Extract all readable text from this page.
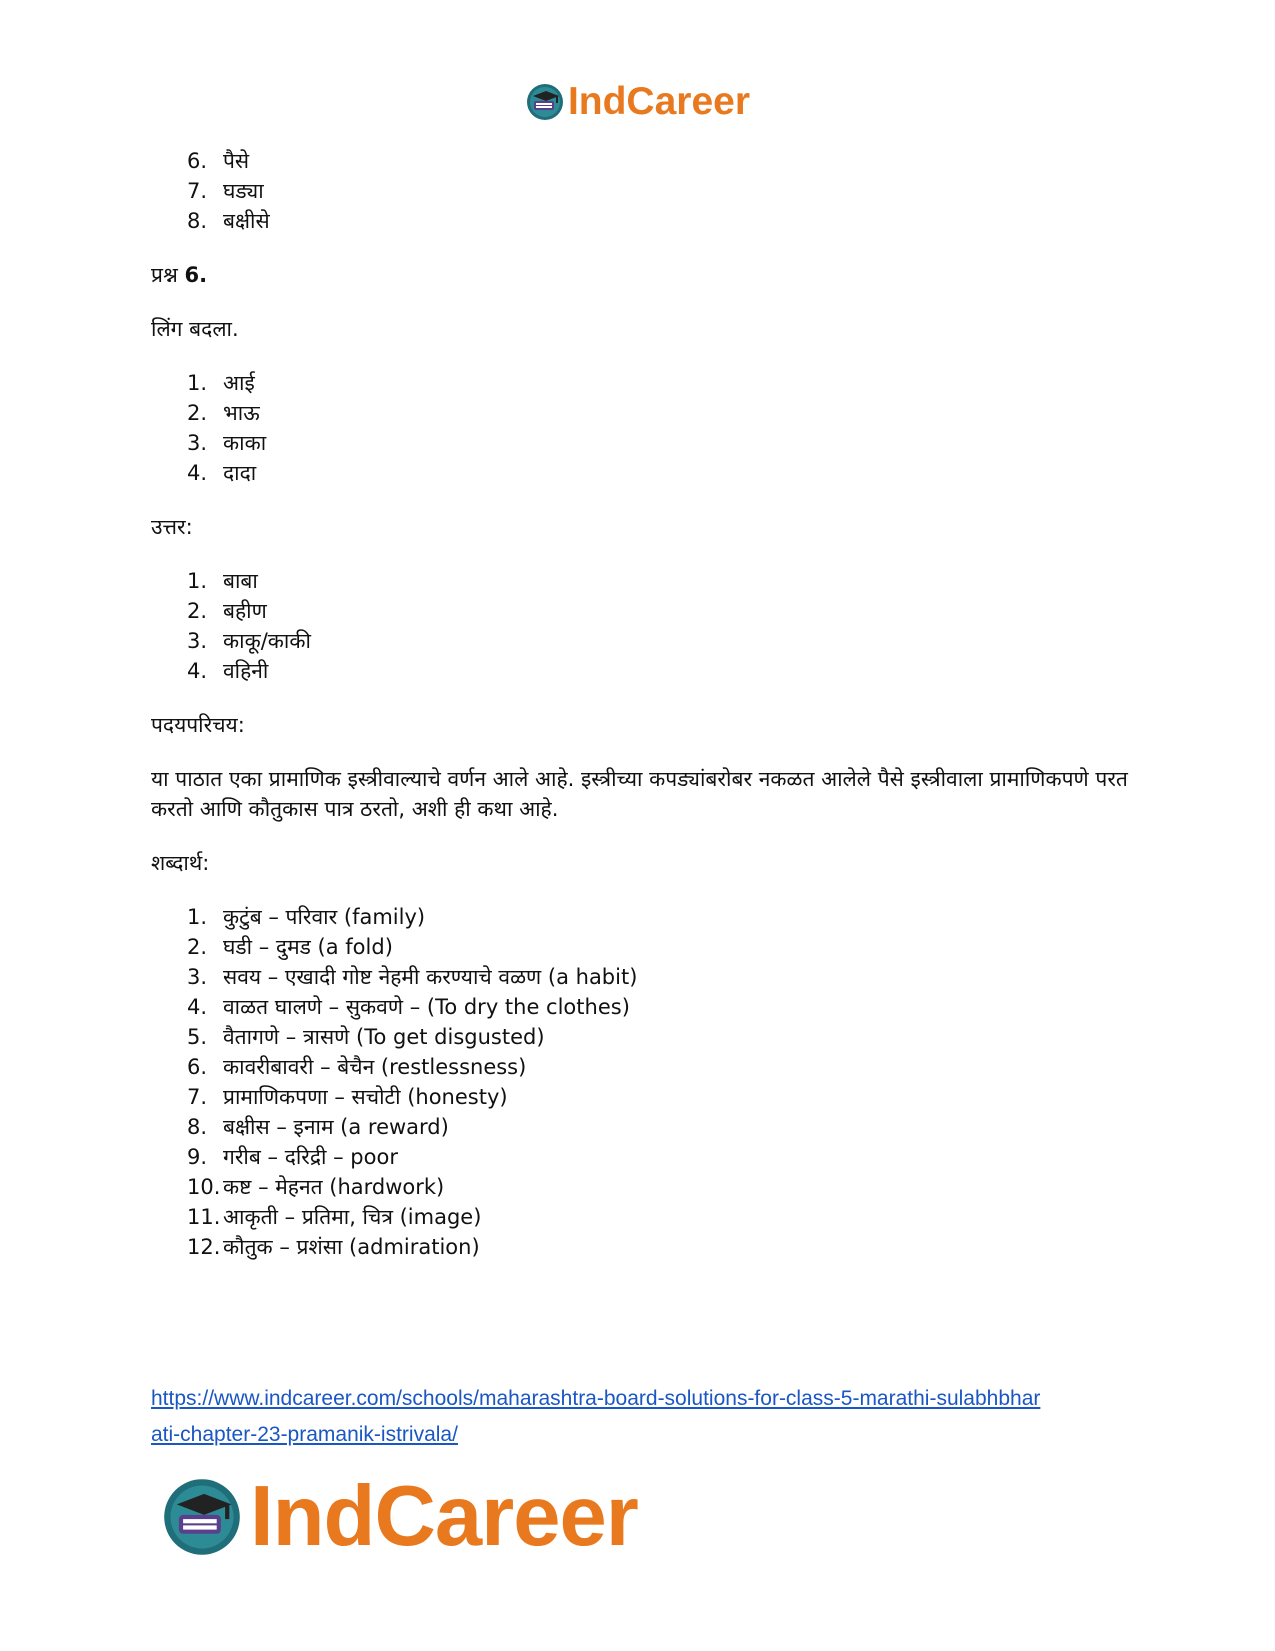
IndCareer
6. पैसे
7. घड्या
8. बक्षीसे

प्रश्न 6.

लिंग बदला.

1. आई
2. भाऊ
3. काका
4. दादा

उत्तर:

1. बाबा
2. बहीण
3. काकू/काकी
4. वहिनी

पदयपरिचय:

या पाठात एका प्रामाणिक इस्त्रीवाल्याचे वर्णन आले आहे. इस्त्रीच्या कपड्यांबरोबर नकळत आलेले पैसे इस्त्रीवाला प्रामाणिकपणे परत करतो आणि कौतुकास पात्र ठरतो, अशी ही कथा आहे.

शब्दार्थ:

1. कुटुंब – परिवार (family)
2. घडी – दुमड (a fold)
3. सवय – एखादी गोष्ट नेहमी करण्याचे वळण (a habit)
4. वाळत घालणे – सुकवणे – (To dry the clothes)
5. वैतागणे – त्रासणे (To get disgusted)
6. कावरीबावरी – बेचैन (restlessness)
7. प्रामाणिकपणा – सचोटी (honesty)
8. बक्षीस – इनाम (a reward)
9. गरीब – दरिद्री – poor
10. कष्ट – मेहनत (hardwork)
11. आकृती – प्रतिमा, चित्र (image)
12. कौतुक – प्रशंसा (admiration)
https://www.indcareer.com/schools/maharashtra-board-solutions-for-class-5-marathi-sulabhbhar
ati-chapter-23-pramanik-istrivala/
IndCareer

....

• _TASK_
Each line above is to be copied verbatim. Drop any image from the copy.

• _ANSWER_
Extract all readable text from this page.
IndCareer
6. पैसे
7. घड्या
8. बक्षीसे

प्रश्न 6.

लिंग बदला.

1. आई
2. भाऊ
3. काका
4. दादा

उत्तर:

1. बाबा
2. बहीण
3. काकू/काकी
4. वहिनी

पदयपरिचय:

या पाठात एका प्रामाणिक इस्त्रीवाल्याचे वर्णन आले आहे. इस्त्रीच्या कपड्यांबरोबर नकळत आलेले पैसे इस्त्रीवाला प्रामाणिकपणे परत करतो आणि कौतुकास पात्र ठरतो, अशी ही कथा आहे.

शब्दार्थ:

1. कुटुंब – परिवार (family)
2. घडी – दुमड (a fold)
3. सवय – एखादी गोष्ट नेहमी करण्याचे वळण (a habit)
4. वाळत घालणे – सुकवणे – (To dry the clothes)
5. वैतागणे – त्रासणे (To get disgusted)
6. कावरीबावरी – बेचैन (restlessness)
7. प्रामाणिकपणा – सचोटी (honesty)
8. बक्षीस – इनाम (a reward)
9. गरीब – दरिद्री – poor
10. कष्ट – मेहनत (hardwork)
11. आकृती – प्रतिमा, चित्र (image)
12. कौतुक – प्रशंसा (admiration)
https://www.indcareer.com/schools/maharashtra-board-solutions-for-class-5-marathi-sulabhbhar
ati-chapter-23-pramanik-istrivala/
IndCareer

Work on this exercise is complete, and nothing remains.